◆ PROBLEM
Each line that holds the word "يكتفـي" counts once; give the total for the records below and nothing else.

◆ EXTRACTED RECORDS
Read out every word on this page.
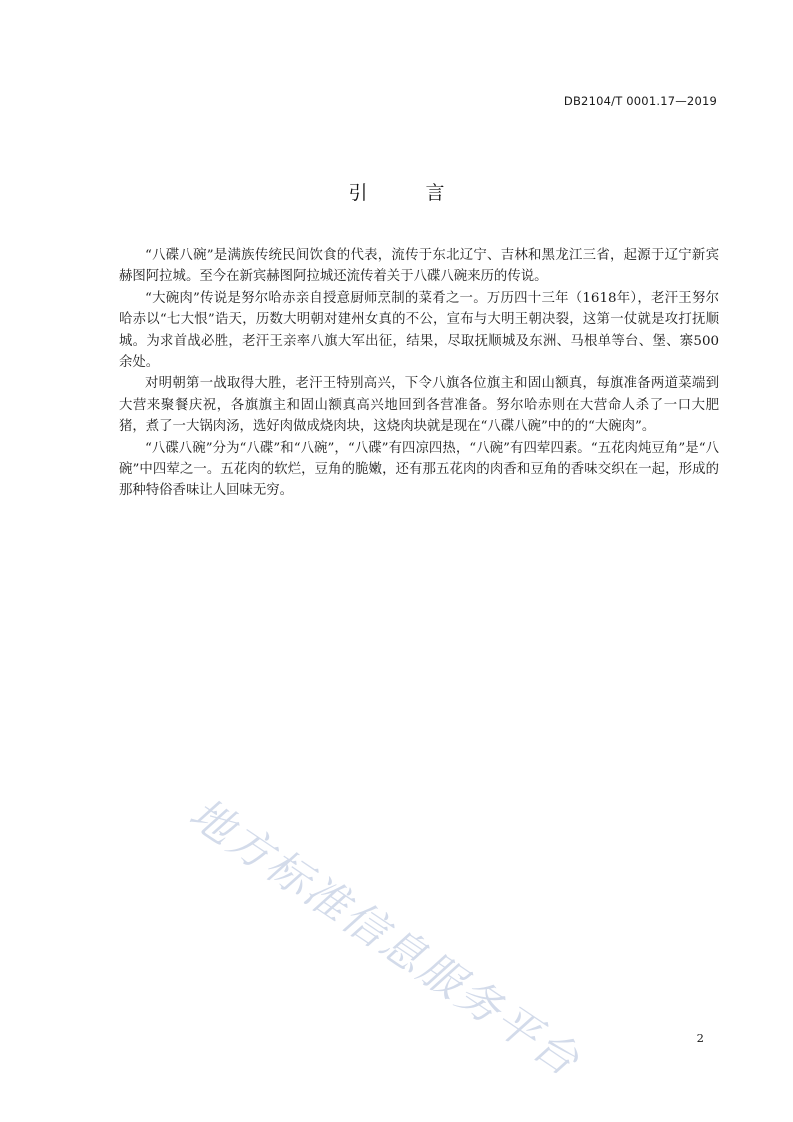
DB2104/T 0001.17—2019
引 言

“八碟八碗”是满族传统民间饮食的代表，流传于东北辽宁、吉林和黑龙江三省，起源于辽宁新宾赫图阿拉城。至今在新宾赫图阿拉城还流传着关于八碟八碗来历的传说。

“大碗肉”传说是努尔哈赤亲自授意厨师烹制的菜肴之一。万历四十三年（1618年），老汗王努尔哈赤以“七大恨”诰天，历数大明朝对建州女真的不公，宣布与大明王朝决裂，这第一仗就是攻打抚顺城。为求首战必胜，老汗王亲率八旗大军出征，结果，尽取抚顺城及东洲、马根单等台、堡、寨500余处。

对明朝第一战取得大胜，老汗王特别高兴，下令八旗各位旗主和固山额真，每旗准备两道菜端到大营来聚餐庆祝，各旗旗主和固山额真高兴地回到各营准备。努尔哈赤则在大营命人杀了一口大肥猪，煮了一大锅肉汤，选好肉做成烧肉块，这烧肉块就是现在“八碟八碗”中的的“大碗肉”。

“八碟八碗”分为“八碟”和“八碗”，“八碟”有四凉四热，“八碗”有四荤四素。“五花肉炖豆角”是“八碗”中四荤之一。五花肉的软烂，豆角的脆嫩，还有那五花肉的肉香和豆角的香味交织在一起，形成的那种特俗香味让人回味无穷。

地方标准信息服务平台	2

* * *

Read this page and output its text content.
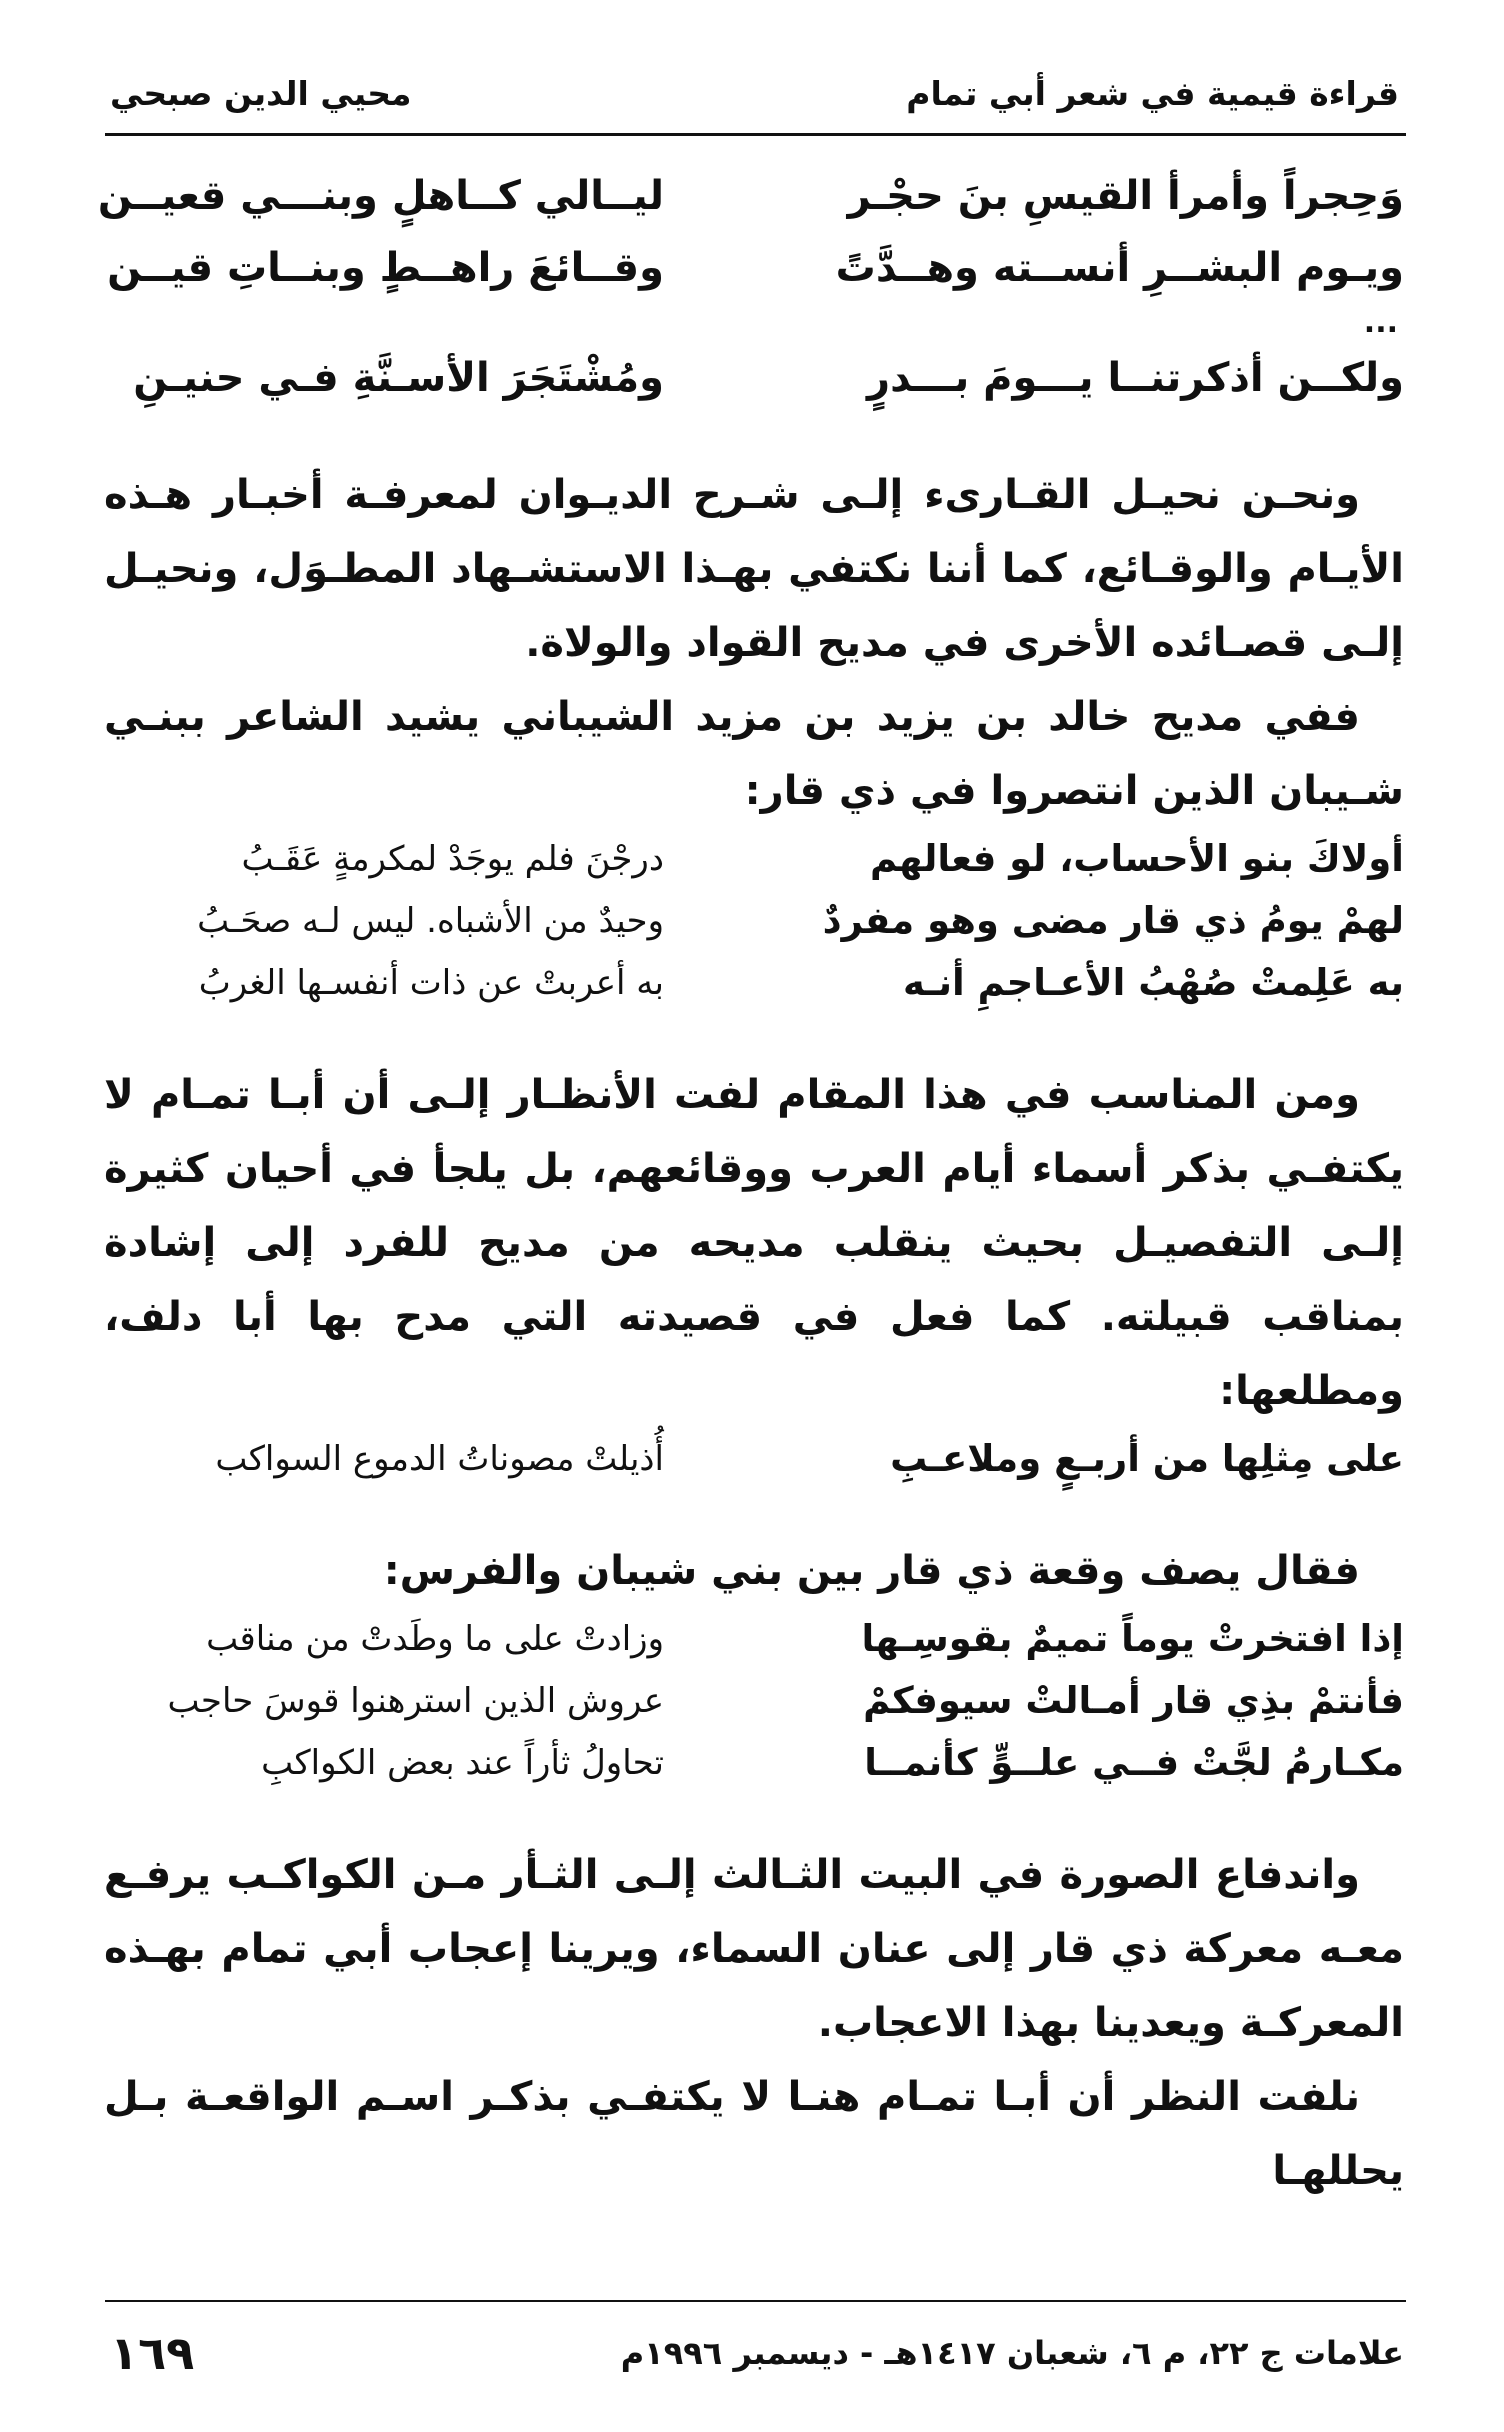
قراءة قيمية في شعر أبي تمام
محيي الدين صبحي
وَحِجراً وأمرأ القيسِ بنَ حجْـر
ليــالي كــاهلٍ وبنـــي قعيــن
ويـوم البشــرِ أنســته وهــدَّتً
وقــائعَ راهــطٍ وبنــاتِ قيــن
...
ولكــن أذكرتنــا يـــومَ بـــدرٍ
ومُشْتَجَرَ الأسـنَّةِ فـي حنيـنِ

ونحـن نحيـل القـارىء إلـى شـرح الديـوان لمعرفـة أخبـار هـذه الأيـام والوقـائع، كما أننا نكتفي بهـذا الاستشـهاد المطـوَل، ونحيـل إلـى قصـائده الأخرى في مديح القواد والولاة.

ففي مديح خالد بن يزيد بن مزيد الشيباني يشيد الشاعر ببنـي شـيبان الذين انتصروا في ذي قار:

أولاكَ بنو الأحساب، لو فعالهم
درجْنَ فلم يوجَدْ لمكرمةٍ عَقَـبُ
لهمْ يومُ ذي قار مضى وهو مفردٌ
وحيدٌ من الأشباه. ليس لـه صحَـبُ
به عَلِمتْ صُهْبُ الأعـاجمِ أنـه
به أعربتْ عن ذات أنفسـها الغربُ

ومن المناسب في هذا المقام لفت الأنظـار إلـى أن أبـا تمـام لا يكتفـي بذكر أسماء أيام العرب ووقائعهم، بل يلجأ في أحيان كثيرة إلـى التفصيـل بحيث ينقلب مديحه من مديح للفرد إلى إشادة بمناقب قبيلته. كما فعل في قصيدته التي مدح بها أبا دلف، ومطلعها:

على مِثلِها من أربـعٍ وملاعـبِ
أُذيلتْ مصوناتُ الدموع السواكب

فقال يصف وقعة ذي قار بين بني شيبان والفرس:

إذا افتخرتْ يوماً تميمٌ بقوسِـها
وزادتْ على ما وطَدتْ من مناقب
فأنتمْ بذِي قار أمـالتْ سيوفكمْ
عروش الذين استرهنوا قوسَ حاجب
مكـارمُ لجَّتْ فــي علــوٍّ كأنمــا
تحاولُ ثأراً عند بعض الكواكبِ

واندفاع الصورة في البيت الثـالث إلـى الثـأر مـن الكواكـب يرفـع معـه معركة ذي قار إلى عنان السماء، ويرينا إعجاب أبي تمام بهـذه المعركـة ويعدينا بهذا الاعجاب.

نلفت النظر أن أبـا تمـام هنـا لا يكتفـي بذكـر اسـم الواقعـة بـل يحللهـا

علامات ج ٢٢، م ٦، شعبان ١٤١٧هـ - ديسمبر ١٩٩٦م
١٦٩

---

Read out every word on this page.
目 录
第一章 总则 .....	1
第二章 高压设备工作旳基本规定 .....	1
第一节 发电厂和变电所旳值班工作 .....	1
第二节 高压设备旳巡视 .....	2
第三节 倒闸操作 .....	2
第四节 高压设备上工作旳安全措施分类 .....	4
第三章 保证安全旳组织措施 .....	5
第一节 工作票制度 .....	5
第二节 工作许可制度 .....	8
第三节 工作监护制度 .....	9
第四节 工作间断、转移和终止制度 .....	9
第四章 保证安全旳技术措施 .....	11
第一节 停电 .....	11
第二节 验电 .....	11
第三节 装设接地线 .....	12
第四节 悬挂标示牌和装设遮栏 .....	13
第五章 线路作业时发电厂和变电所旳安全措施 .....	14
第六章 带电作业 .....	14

◆ EXERCISE RESULT
2